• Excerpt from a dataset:
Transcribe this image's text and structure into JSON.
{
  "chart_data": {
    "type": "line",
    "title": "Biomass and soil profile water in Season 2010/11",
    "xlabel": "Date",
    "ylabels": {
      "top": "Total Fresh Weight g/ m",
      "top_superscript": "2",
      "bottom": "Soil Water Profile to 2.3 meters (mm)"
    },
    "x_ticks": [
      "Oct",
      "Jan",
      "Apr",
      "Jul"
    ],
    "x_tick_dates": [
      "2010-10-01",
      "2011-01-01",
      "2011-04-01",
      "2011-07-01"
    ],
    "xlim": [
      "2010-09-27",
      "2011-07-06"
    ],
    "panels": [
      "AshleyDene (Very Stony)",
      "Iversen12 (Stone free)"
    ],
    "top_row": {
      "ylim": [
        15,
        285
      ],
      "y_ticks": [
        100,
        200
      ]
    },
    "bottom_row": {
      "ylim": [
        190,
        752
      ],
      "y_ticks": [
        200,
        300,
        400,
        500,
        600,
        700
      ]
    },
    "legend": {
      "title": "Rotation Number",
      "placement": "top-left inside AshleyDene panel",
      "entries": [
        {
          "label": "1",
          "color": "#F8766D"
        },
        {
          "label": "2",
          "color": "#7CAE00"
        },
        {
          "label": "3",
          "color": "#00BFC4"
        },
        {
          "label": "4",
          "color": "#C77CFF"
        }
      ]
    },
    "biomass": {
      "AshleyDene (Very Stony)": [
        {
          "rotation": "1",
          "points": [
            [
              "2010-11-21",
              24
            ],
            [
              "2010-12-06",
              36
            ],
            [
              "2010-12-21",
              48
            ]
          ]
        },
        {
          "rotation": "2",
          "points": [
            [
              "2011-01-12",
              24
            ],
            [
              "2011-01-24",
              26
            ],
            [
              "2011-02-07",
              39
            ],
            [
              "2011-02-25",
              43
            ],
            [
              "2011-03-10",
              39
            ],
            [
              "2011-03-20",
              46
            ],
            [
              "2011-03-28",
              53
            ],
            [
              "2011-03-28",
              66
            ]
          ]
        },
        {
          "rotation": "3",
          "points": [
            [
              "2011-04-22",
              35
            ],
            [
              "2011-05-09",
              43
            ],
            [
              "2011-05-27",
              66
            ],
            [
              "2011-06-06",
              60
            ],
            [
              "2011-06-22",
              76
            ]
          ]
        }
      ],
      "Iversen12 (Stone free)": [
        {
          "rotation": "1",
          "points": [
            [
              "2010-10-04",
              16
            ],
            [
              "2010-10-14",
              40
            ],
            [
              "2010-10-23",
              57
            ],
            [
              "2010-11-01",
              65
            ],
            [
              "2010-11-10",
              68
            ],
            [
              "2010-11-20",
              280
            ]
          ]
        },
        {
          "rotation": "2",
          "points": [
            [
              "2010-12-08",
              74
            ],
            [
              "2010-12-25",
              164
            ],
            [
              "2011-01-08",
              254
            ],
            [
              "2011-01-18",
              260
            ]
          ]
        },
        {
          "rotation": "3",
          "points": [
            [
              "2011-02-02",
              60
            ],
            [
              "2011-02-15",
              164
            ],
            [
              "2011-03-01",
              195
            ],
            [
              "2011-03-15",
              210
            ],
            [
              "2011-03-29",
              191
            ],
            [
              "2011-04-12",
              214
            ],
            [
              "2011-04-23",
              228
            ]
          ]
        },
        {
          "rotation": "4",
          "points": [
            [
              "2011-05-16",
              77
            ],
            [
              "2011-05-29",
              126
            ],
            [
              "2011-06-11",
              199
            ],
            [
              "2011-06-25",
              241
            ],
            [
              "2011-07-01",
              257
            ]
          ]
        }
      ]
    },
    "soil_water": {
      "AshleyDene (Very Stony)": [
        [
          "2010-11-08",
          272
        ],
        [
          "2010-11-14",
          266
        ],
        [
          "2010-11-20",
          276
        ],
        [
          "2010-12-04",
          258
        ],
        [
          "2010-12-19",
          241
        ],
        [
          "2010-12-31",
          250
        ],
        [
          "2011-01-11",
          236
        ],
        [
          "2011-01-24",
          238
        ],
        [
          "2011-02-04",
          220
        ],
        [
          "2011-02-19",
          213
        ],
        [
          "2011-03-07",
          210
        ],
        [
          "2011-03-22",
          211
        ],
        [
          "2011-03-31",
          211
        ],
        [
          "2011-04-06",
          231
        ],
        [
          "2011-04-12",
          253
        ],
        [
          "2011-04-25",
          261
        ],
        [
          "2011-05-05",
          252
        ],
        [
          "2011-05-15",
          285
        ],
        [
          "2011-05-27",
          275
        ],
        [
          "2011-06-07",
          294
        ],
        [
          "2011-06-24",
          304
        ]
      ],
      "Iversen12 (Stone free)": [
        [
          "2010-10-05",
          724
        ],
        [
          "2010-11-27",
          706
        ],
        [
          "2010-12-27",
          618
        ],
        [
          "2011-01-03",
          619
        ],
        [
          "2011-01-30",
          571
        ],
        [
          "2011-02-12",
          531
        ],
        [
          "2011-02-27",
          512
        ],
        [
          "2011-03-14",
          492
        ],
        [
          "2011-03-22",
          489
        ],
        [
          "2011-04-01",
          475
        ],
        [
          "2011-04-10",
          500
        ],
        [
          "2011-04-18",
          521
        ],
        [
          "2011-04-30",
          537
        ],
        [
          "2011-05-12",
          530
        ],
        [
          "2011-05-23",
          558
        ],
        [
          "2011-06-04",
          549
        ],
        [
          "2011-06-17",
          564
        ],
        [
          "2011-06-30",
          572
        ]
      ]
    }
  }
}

• STATED GOAL: Restate the whole listing exactly.

• WRITTEN RESPONSE:
Transcribe this image's text and structure into JSON.
{
  "chart_data": {
    "type": "line",
    "title": "Biomass and soil profile water in Season 2010/11",
    "xlabel": "Date",
    "ylabels": {
      "top": "Total Fresh Weight g/ m",
      "top_superscript": "2",
      "bottom": "Soil Water Profile to 2.3 meters (mm)"
    },
    "x_ticks": [
      "Oct",
      "Jan",
      "Apr",
      "Jul"
    ],
    "x_tick_dates": [
      "2010-10-01",
      "2011-01-01",
      "2011-04-01",
      "2011-07-01"
    ],
    "xlim": [
      "2010-09-27",
      "2011-07-06"
    ],
    "panels": [
      "AshleyDene (Very Stony)",
      "Iversen12 (Stone free)"
    ],
    "top_row": {
      "ylim": [
        15,
        285
      ],
      "y_ticks": [
        100,
        200
      ]
    },
    "bottom_row": {
      "ylim": [
        190,
        752
      ],
      "y_ticks": [
        200,
        300,
        400,
        500,
        600,
        700
      ]
    },
    "legend": {
      "title": "Rotation Number",
      "placement": "top-left inside AshleyDene panel",
      "entries": [
        {
          "label": "1",
          "color": "#F8766D"
        },
        {
          "label": "2",
          "color": "#7CAE00"
        },
        {
          "label": "3",
          "color": "#00BFC4"
        },
        {
          "label": "4",
          "color": "#C77CFF"
        }
      ]
    },
    "biomass": {
      "AshleyDene (Very Stony)": [
        {
          "rotation": "1",
          "points": [
            [
              "2010-11-21",
              24
            ],
            [
              "2010-12-06",
              36
            ],
            [
              "2010-12-21",
              48
            ]
          ]
        },
        {
          "rotation": "2",
          "points": [
            [
              "2011-01-12",
              24
            ],
            [
              "2011-01-24",
              26
            ],
            [
              "2011-02-07",
              39
            ],
            [
              "2011-02-25",
              43
            ],
            [
              "2011-03-10",
              39
            ],
            [
              "2011-03-20",
              46
            ],
            [
              "2011-03-28",
              53
            ],
            [
              "2011-03-28",
              66
            ]
          ]
        },
        {
          "rotation": "3",
          "points": [
            [
              "2011-04-22",
              35
            ],
            [
              "2011-05-09",
              43
            ],
            [
              "2011-05-27",
              66
            ],
            [
              "2011-06-06",
              60
            ],
            [
              "2011-06-22",
              76
            ]
          ]
        }
      ],
      "Iversen12 (Stone free)": [
        {
          "rotation": "1",
          "points": [
            [
              "2010-10-04",
              16
            ],
            [
              "2010-10-14",
              40
            ],
            [
              "2010-10-23",
              57
            ],
            [
              "2010-11-01",
              65
            ],
            [
              "2010-11-10",
              68
            ],
            [
              "2010-11-20",
              280
            ]
          ]
        },
        {
          "rotation": "2",
          "points": [
            [
              "2010-12-08",
              74
            ],
            [
              "2010-12-25",
              164
            ],
            [
              "2011-01-08",
              254
            ],
            [
              "2011-01-18",
              260
            ]
          ]
        },
        {
          "rotation": "3",
          "points": [
            [
              "2011-02-02",
              60
            ],
            [
              "2011-02-15",
              164
            ],
            [
              "2011-03-01",
              195
            ],
            [
              "2011-03-15",
              210
            ],
            [
              "2011-03-29",
              191
            ],
            [
              "2011-04-12",
              214
            ],
            [
              "2011-04-23",
              228
            ]
          ]
        },
        {
          "rotation": "4",
          "points": [
            [
              "2011-05-16",
              77
            ],
            [
              "2011-05-29",
              126
            ],
            [
              "2011-06-11",
              199
            ],
            [
              "2011-06-25",
              241
            ],
            [
              "2011-07-01",
              257
            ]
          ]
        }
      ]
    },
    "soil_water": {
      "AshleyDene (Very Stony)": [
        [
          "2010-11-08",
          272
        ],
        [
          "2010-11-14",
          266
        ],
        [
          "2010-11-20",
          276
        ],
        [
          "2010-12-04",
          258
        ],
        [
          "2010-12-19",
          241
        ],
        [
          "2010-12-31",
          250
        ],
        [
          "2011-01-11",
          236
        ],
        [
          "2011-01-24",
          238
        ],
        [
          "2011-02-04",
          220
        ],
        [
          "2011-02-19",
          213
        ],
        [
          "2011-03-07",
          210
        ],
        [
          "2011-03-22",
          211
        ],
        [
          "2011-03-31",
          211
        ],
        [
          "2011-04-06",
          231
        ],
        [
          "2011-04-12",
          253
        ],
        [
          "2011-04-25",
          261
        ],
        [
          "2011-05-05",
          252
        ],
        [
          "2011-05-15",
          285
        ],
        [
          "2011-05-27",
          275
        ],
        [
          "2011-06-07",
          294
        ],
        [
          "2011-06-24",
          304
        ]
      ],
      "Iversen12 (Stone free)": [
        [
          "2010-10-05",
          724
        ],
        [
          "2010-11-27",
          706
        ],
        [
          "2010-12-27",
          618
        ],
        [
          "2011-01-03",
          619
        ],
        [
          "2011-01-30",
          571
        ],
        [
          "2011-02-12",
          531
        ],
        [
          "2011-02-27",
          512
        ],
        [
          "2011-03-14",
          492
        ],
        [
          "2011-03-22",
          489
        ],
        [
          "2011-04-01",
          475
        ],
        [
          "2011-04-10",
          500
        ],
        [
          "2011-04-18",
          521
        ],
        [
          "2011-04-30",
          537
        ],
        [
          "2011-05-12",
          530
        ],
        [
          "2011-05-23",
          558
        ],
        [
          "2011-06-04",
          549
        ],
        [
          "2011-06-17",
          564
        ],
        [
          "2011-06-30",
          572
        ]
      ]
    }
  }
}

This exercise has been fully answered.